Exercise requirements: In your copy, leave out the pictures; write out all the data exactly.

Records from a collection of figures

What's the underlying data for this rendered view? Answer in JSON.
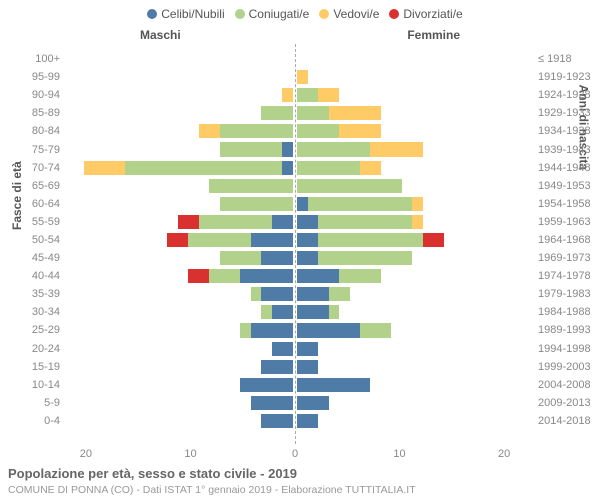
{
  "legend": {
    "items": [
      {
        "label": "Celibi/Nubili",
        "color": "#4f7ba7"
      },
      {
        "label": "Coniugati/e",
        "color": "#b2d18b"
      },
      {
        "label": "Vedovi/e",
        "color": "#ffcb66"
      },
      {
        "label": "Divorziati/e",
        "color": "#d93030"
      }
    ]
  },
  "headers": {
    "male": "Maschi",
    "female": "Femmine"
  },
  "y_axis": {
    "left_title": "Fasce di età",
    "right_title": "Anni di nascita",
    "left_labels": [
      "100+",
      "95-99",
      "90-94",
      "85-89",
      "80-84",
      "75-79",
      "70-74",
      "65-69",
      "60-64",
      "55-59",
      "50-54",
      "45-49",
      "40-44",
      "35-39",
      "30-34",
      "25-29",
      "20-24",
      "15-19",
      "10-14",
      "5-9",
      "0-4"
    ],
    "right_labels": [
      "≤ 1918",
      "1919-1923",
      "1924-1928",
      "1929-1933",
      "1934-1938",
      "1939-1943",
      "1944-1948",
      "1949-1953",
      "1954-1958",
      "1959-1963",
      "1964-1968",
      "1969-1973",
      "1974-1978",
      "1979-1983",
      "1984-1988",
      "1989-1993",
      "1994-1998",
      "1999-2003",
      "2004-2008",
      "2009-2013",
      "2014-2018"
    ]
  },
  "x_axis": {
    "max": 22,
    "ticks": [
      20,
      10,
      0,
      10,
      20
    ]
  },
  "colors": {
    "celibi": "#4f7ba7",
    "coniugati": "#b2d18b",
    "vedovi": "#ffcb66",
    "divorziati": "#d93030",
    "grid": "#aaaaaa",
    "bg": "#ffffff",
    "text_muted": "#888888"
  },
  "rows": [
    {
      "m": {
        "cel": 0,
        "con": 0,
        "ved": 0,
        "div": 0
      },
      "f": {
        "cel": 0,
        "con": 0,
        "ved": 0,
        "div": 0
      }
    },
    {
      "m": {
        "cel": 0,
        "con": 0,
        "ved": 0,
        "div": 0
      },
      "f": {
        "cel": 0,
        "con": 0,
        "ved": 1,
        "div": 0
      }
    },
    {
      "m": {
        "cel": 0,
        "con": 0,
        "ved": 1,
        "div": 0
      },
      "f": {
        "cel": 0,
        "con": 2,
        "ved": 2,
        "div": 0
      }
    },
    {
      "m": {
        "cel": 0,
        "con": 3,
        "ved": 0,
        "div": 0
      },
      "f": {
        "cel": 0,
        "con": 3,
        "ved": 5,
        "div": 0
      }
    },
    {
      "m": {
        "cel": 0,
        "con": 7,
        "ved": 2,
        "div": 0
      },
      "f": {
        "cel": 0,
        "con": 4,
        "ved": 4,
        "div": 0
      }
    },
    {
      "m": {
        "cel": 1,
        "con": 6,
        "ved": 0,
        "div": 0
      },
      "f": {
        "cel": 0,
        "con": 7,
        "ved": 5,
        "div": 0
      }
    },
    {
      "m": {
        "cel": 1,
        "con": 15,
        "ved": 4,
        "div": 0
      },
      "f": {
        "cel": 0,
        "con": 6,
        "ved": 2,
        "div": 0
      }
    },
    {
      "m": {
        "cel": 0,
        "con": 8,
        "ved": 0,
        "div": 0
      },
      "f": {
        "cel": 0,
        "con": 10,
        "ved": 0,
        "div": 0
      }
    },
    {
      "m": {
        "cel": 0,
        "con": 7,
        "ved": 0,
        "div": 0
      },
      "f": {
        "cel": 1,
        "con": 10,
        "ved": 1,
        "div": 0
      }
    },
    {
      "m": {
        "cel": 2,
        "con": 7,
        "ved": 0,
        "div": 2
      },
      "f": {
        "cel": 2,
        "con": 9,
        "ved": 1,
        "div": 0
      }
    },
    {
      "m": {
        "cel": 4,
        "con": 6,
        "ved": 0,
        "div": 2
      },
      "f": {
        "cel": 2,
        "con": 10,
        "ved": 0,
        "div": 2
      }
    },
    {
      "m": {
        "cel": 3,
        "con": 4,
        "ved": 0,
        "div": 0
      },
      "f": {
        "cel": 2,
        "con": 9,
        "ved": 0,
        "div": 0
      }
    },
    {
      "m": {
        "cel": 5,
        "con": 3,
        "ved": 0,
        "div": 2
      },
      "f": {
        "cel": 4,
        "con": 4,
        "ved": 0,
        "div": 0
      }
    },
    {
      "m": {
        "cel": 3,
        "con": 1,
        "ved": 0,
        "div": 0
      },
      "f": {
        "cel": 3,
        "con": 2,
        "ved": 0,
        "div": 0
      }
    },
    {
      "m": {
        "cel": 2,
        "con": 1,
        "ved": 0,
        "div": 0
      },
      "f": {
        "cel": 3,
        "con": 1,
        "ved": 0,
        "div": 0
      }
    },
    {
      "m": {
        "cel": 4,
        "con": 1,
        "ved": 0,
        "div": 0
      },
      "f": {
        "cel": 6,
        "con": 3,
        "ved": 0,
        "div": 0
      }
    },
    {
      "m": {
        "cel": 2,
        "con": 0,
        "ved": 0,
        "div": 0
      },
      "f": {
        "cel": 2,
        "con": 0,
        "ved": 0,
        "div": 0
      }
    },
    {
      "m": {
        "cel": 3,
        "con": 0,
        "ved": 0,
        "div": 0
      },
      "f": {
        "cel": 2,
        "con": 0,
        "ved": 0,
        "div": 0
      }
    },
    {
      "m": {
        "cel": 5,
        "con": 0,
        "ved": 0,
        "div": 0
      },
      "f": {
        "cel": 7,
        "con": 0,
        "ved": 0,
        "div": 0
      }
    },
    {
      "m": {
        "cel": 4,
        "con": 0,
        "ved": 0,
        "div": 0
      },
      "f": {
        "cel": 3,
        "con": 0,
        "ved": 0,
        "div": 0
      }
    },
    {
      "m": {
        "cel": 3,
        "con": 0,
        "ved": 0,
        "div": 0
      },
      "f": {
        "cel": 2,
        "con": 0,
        "ved": 0,
        "div": 0
      }
    }
  ],
  "title": "Popolazione per età, sesso e stato civile - 2019",
  "subtitle": "COMUNE DI PONNA (CO) - Dati ISTAT 1° gennaio 2019 - Elaborazione TUTTITALIA.IT"
}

Exercise output:
What's the underlying data for this rendered view? Answer in JSON.
{
  "legend": {
    "items": [
      {
        "label": "Celibi/Nubili",
        "color": "#4f7ba7"
      },
      {
        "label": "Coniugati/e",
        "color": "#b2d18b"
      },
      {
        "label": "Vedovi/e",
        "color": "#ffcb66"
      },
      {
        "label": "Divorziati/e",
        "color": "#d93030"
      }
    ]
  },
  "headers": {
    "male": "Maschi",
    "female": "Femmine"
  },
  "y_axis": {
    "left_title": "Fasce di età",
    "right_title": "Anni di nascita",
    "left_labels": [
      "100+",
      "95-99",
      "90-94",
      "85-89",
      "80-84",
      "75-79",
      "70-74",
      "65-69",
      "60-64",
      "55-59",
      "50-54",
      "45-49",
      "40-44",
      "35-39",
      "30-34",
      "25-29",
      "20-24",
      "15-19",
      "10-14",
      "5-9",
      "0-4"
    ],
    "right_labels": [
      "≤ 1918",
      "1919-1923",
      "1924-1928",
      "1929-1933",
      "1934-1938",
      "1939-1943",
      "1944-1948",
      "1949-1953",
      "1954-1958",
      "1959-1963",
      "1964-1968",
      "1969-1973",
      "1974-1978",
      "1979-1983",
      "1984-1988",
      "1989-1993",
      "1994-1998",
      "1999-2003",
      "2004-2008",
      "2009-2013",
      "2014-2018"
    ]
  },
  "x_axis": {
    "max": 22,
    "ticks": [
      20,
      10,
      0,
      10,
      20
    ]
  },
  "colors": {
    "celibi": "#4f7ba7",
    "coniugati": "#b2d18b",
    "vedovi": "#ffcb66",
    "divorziati": "#d93030",
    "grid": "#aaaaaa",
    "bg": "#ffffff",
    "text_muted": "#888888"
  },
  "rows": [
    {
      "m": {
        "cel": 0,
        "con": 0,
        "ved": 0,
        "div": 0
      },
      "f": {
        "cel": 0,
        "con": 0,
        "ved": 0,
        "div": 0
      }
    },
    {
      "m": {
        "cel": 0,
        "con": 0,
        "ved": 0,
        "div": 0
      },
      "f": {
        "cel": 0,
        "con": 0,
        "ved": 1,
        "div": 0
      }
    },
    {
      "m": {
        "cel": 0,
        "con": 0,
        "ved": 1,
        "div": 0
      },
      "f": {
        "cel": 0,
        "con": 2,
        "ved": 2,
        "div": 0
      }
    },
    {
      "m": {
        "cel": 0,
        "con": 3,
        "ved": 0,
        "div": 0
      },
      "f": {
        "cel": 0,
        "con": 3,
        "ved": 5,
        "div": 0
      }
    },
    {
      "m": {
        "cel": 0,
        "con": 7,
        "ved": 2,
        "div": 0
      },
      "f": {
        "cel": 0,
        "con": 4,
        "ved": 4,
        "div": 0
      }
    },
    {
      "m": {
        "cel": 1,
        "con": 6,
        "ved": 0,
        "div": 0
      },
      "f": {
        "cel": 0,
        "con": 7,
        "ved": 5,
        "div": 0
      }
    },
    {
      "m": {
        "cel": 1,
        "con": 15,
        "ved": 4,
        "div": 0
      },
      "f": {
        "cel": 0,
        "con": 6,
        "ved": 2,
        "div": 0
      }
    },
    {
      "m": {
        "cel": 0,
        "con": 8,
        "ved": 0,
        "div": 0
      },
      "f": {
        "cel": 0,
        "con": 10,
        "ved": 0,
        "div": 0
      }
    },
    {
      "m": {
        "cel": 0,
        "con": 7,
        "ved": 0,
        "div": 0
      },
      "f": {
        "cel": 1,
        "con": 10,
        "ved": 1,
        "div": 0
      }
    },
    {
      "m": {
        "cel": 2,
        "con": 7,
        "ved": 0,
        "div": 2
      },
      "f": {
        "cel": 2,
        "con": 9,
        "ved": 1,
        "div": 0
      }
    },
    {
      "m": {
        "cel": 4,
        "con": 6,
        "ved": 0,
        "div": 2
      },
      "f": {
        "cel": 2,
        "con": 10,
        "ved": 0,
        "div": 2
      }
    },
    {
      "m": {
        "cel": 3,
        "con": 4,
        "ved": 0,
        "div": 0
      },
      "f": {
        "cel": 2,
        "con": 9,
        "ved": 0,
        "div": 0
      }
    },
    {
      "m": {
        "cel": 5,
        "con": 3,
        "ved": 0,
        "div": 2
      },
      "f": {
        "cel": 4,
        "con": 4,
        "ved": 0,
        "div": 0
      }
    },
    {
      "m": {
        "cel": 3,
        "con": 1,
        "ved": 0,
        "div": 0
      },
      "f": {
        "cel": 3,
        "con": 2,
        "ved": 0,
        "div": 0
      }
    },
    {
      "m": {
        "cel": 2,
        "con": 1,
        "ved": 0,
        "div": 0
      },
      "f": {
        "cel": 3,
        "con": 1,
        "ved": 0,
        "div": 0
      }
    },
    {
      "m": {
        "cel": 4,
        "con": 1,
        "ved": 0,
        "div": 0
      },
      "f": {
        "cel": 6,
        "con": 3,
        "ved": 0,
        "div": 0
      }
    },
    {
      "m": {
        "cel": 2,
        "con": 0,
        "ved": 0,
        "div": 0
      },
      "f": {
        "cel": 2,
        "con": 0,
        "ved": 0,
        "div": 0
      }
    },
    {
      "m": {
        "cel": 3,
        "con": 0,
        "ved": 0,
        "div": 0
      },
      "f": {
        "cel": 2,
        "con": 0,
        "ved": 0,
        "div": 0
      }
    },
    {
      "m": {
        "cel": 5,
        "con": 0,
        "ved": 0,
        "div": 0
      },
      "f": {
        "cel": 7,
        "con": 0,
        "ved": 0,
        "div": 0
      }
    },
    {
      "m": {
        "cel": 4,
        "con": 0,
        "ved": 0,
        "div": 0
      },
      "f": {
        "cel": 3,
        "con": 0,
        "ved": 0,
        "div": 0
      }
    },
    {
      "m": {
        "cel": 3,
        "con": 0,
        "ved": 0,
        "div": 0
      },
      "f": {
        "cel": 2,
        "con": 0,
        "ved": 0,
        "div": 0
      }
    }
  ],
  "title": "Popolazione per età, sesso e stato civile - 2019",
  "subtitle": "COMUNE DI PONNA (CO) - Dati ISTAT 1° gennaio 2019 - Elaborazione TUTTITALIA.IT"
}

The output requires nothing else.